Task brief:
Copy every line that holds "estimated".

Dataset rows:
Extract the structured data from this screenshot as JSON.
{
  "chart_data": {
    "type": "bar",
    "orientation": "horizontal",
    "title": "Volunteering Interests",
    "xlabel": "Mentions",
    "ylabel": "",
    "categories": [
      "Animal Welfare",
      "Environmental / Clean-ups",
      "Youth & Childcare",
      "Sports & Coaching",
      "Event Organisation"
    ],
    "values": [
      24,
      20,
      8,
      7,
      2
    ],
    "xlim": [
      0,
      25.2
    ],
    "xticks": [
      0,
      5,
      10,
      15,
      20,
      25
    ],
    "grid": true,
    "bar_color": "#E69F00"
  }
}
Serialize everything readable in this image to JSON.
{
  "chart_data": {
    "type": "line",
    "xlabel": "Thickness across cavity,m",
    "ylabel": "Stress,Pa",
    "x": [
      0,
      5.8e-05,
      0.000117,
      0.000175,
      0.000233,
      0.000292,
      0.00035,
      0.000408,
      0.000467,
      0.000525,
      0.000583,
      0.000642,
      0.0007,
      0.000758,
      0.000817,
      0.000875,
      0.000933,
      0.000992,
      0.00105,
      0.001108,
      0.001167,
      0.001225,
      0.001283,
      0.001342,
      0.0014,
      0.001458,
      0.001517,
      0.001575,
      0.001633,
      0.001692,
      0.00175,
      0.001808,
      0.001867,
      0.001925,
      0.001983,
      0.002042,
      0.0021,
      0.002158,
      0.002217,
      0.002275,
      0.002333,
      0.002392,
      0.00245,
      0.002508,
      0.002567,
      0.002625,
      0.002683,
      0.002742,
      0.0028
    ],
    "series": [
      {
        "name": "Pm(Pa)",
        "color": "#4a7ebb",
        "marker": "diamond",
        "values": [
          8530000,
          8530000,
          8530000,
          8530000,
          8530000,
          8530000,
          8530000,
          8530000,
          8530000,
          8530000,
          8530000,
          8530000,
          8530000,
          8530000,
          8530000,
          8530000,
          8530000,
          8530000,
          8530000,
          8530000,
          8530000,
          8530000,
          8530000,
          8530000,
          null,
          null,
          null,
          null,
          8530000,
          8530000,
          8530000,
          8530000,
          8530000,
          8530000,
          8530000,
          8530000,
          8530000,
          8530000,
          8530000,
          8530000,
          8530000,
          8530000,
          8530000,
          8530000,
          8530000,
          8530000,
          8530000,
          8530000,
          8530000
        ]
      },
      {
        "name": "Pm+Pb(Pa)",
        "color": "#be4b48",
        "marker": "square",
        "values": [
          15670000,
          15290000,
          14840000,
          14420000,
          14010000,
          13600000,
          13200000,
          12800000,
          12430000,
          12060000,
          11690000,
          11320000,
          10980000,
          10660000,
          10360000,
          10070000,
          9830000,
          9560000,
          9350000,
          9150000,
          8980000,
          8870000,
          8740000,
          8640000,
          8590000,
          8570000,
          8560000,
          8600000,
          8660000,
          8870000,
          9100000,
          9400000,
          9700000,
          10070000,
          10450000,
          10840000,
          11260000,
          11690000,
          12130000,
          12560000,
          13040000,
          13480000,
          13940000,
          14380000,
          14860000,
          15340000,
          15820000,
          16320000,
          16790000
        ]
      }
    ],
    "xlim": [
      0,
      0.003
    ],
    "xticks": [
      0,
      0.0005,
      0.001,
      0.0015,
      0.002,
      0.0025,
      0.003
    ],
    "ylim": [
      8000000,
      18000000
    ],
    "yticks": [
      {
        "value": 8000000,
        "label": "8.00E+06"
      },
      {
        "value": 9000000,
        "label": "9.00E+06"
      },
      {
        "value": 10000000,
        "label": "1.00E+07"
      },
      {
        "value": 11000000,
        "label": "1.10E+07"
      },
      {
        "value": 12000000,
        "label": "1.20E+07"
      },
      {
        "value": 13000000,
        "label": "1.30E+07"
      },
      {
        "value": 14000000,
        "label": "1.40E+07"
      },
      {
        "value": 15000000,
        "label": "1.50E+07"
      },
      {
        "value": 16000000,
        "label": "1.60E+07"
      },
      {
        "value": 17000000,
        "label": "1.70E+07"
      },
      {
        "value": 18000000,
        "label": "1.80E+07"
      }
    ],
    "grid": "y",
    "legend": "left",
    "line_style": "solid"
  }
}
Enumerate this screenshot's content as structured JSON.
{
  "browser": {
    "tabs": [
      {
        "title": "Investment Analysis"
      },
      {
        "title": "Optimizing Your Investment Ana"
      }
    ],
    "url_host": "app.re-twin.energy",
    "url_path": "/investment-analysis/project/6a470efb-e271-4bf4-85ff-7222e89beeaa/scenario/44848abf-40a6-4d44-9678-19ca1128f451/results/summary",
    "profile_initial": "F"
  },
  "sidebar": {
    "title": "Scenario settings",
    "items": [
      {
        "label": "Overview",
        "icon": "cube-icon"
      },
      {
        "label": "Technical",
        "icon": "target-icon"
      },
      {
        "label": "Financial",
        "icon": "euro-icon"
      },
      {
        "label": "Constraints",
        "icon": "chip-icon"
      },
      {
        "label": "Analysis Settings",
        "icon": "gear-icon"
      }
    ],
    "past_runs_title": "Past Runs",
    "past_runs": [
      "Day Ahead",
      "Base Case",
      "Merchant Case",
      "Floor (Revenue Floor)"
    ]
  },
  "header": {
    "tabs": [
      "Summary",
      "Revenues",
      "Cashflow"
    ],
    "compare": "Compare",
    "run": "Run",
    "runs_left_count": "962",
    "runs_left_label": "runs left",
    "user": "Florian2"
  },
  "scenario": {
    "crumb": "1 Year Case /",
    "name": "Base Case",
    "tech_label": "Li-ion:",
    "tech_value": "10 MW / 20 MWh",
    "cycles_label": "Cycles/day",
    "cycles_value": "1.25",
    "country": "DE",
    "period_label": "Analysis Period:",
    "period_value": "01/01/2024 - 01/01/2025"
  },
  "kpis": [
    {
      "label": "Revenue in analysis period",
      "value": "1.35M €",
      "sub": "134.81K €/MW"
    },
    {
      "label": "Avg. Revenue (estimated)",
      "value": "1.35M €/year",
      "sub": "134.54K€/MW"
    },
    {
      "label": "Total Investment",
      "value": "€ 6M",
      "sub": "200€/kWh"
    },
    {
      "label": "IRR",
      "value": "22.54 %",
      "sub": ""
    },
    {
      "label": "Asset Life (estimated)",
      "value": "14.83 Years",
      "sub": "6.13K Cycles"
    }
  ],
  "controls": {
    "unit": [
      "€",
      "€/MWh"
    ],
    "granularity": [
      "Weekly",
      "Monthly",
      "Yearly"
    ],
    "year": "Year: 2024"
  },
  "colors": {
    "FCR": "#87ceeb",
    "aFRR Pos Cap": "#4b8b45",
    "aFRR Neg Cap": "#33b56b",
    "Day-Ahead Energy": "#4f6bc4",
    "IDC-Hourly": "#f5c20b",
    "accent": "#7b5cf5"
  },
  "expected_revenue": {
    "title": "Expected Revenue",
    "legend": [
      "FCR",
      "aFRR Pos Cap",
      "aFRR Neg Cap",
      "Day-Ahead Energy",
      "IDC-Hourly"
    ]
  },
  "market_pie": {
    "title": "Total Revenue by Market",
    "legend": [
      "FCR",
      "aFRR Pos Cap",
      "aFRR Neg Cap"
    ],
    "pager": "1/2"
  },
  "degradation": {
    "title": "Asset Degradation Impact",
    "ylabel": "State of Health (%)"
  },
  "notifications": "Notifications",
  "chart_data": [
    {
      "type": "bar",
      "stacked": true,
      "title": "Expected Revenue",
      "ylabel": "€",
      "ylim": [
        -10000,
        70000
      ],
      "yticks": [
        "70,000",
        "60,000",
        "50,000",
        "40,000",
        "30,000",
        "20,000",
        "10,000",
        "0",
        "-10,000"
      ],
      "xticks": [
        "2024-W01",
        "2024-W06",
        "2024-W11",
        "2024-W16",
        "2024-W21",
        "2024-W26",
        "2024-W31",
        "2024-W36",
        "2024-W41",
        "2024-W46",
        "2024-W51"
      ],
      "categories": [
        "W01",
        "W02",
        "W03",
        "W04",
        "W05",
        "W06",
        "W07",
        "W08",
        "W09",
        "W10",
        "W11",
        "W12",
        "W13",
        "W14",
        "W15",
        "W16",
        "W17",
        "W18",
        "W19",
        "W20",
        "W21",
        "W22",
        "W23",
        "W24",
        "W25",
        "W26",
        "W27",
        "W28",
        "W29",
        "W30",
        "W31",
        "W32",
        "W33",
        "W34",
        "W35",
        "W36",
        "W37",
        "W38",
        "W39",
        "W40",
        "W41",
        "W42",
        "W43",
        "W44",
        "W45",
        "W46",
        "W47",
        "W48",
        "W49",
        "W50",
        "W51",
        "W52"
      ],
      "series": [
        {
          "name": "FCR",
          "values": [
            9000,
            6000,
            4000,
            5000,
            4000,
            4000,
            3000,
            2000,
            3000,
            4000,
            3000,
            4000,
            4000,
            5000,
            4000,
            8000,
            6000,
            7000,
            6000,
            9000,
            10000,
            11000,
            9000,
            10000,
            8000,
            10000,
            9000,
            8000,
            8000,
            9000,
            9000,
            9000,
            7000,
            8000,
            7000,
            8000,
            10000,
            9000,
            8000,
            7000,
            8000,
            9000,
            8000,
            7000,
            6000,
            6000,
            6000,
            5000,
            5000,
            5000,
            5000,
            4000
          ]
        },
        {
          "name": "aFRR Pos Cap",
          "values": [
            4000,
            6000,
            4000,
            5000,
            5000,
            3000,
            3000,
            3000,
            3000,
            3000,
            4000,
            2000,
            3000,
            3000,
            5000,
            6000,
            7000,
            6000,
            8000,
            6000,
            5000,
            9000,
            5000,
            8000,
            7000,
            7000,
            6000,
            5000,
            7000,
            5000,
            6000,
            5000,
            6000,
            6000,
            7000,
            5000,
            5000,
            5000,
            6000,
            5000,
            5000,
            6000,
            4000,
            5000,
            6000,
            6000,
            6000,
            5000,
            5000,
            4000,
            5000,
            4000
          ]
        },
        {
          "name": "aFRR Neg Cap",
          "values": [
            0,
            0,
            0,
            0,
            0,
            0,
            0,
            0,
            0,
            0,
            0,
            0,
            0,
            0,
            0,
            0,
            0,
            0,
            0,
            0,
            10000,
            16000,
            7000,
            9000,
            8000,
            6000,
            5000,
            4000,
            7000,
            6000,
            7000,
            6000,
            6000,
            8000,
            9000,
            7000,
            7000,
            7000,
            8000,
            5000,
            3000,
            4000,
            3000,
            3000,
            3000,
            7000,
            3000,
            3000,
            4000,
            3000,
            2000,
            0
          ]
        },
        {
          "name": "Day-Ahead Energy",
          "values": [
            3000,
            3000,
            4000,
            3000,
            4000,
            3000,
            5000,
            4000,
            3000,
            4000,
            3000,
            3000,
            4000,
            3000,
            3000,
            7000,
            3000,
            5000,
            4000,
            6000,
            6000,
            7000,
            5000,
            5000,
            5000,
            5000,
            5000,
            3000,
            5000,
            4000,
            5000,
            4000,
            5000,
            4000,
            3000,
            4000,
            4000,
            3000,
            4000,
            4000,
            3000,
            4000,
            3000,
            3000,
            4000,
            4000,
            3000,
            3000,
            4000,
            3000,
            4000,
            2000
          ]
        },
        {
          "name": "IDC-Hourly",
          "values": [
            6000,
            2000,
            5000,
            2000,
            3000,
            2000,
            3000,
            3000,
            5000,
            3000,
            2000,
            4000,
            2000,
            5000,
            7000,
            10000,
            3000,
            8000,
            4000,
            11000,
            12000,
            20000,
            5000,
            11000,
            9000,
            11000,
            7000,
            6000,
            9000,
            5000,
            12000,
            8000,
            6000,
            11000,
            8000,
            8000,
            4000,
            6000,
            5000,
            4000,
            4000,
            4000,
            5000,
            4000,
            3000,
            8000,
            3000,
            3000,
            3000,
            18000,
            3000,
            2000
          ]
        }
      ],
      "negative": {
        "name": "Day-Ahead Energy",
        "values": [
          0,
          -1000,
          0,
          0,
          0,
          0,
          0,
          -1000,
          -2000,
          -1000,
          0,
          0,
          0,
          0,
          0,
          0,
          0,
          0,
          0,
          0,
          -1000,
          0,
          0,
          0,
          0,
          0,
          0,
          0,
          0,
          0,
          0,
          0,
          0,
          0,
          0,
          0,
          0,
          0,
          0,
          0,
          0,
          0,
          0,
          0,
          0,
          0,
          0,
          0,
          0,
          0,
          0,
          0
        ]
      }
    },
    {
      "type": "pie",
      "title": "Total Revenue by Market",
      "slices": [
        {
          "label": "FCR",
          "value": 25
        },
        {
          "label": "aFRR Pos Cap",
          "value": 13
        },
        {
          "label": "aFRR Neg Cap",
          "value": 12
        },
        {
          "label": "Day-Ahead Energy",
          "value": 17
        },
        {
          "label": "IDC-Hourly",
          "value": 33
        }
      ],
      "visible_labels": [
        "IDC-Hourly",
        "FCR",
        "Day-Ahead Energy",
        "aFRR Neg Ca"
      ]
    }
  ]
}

Task response:
      "label": "Avg. Revenue (estimated)",
      "label": "Asset Life (estimated)",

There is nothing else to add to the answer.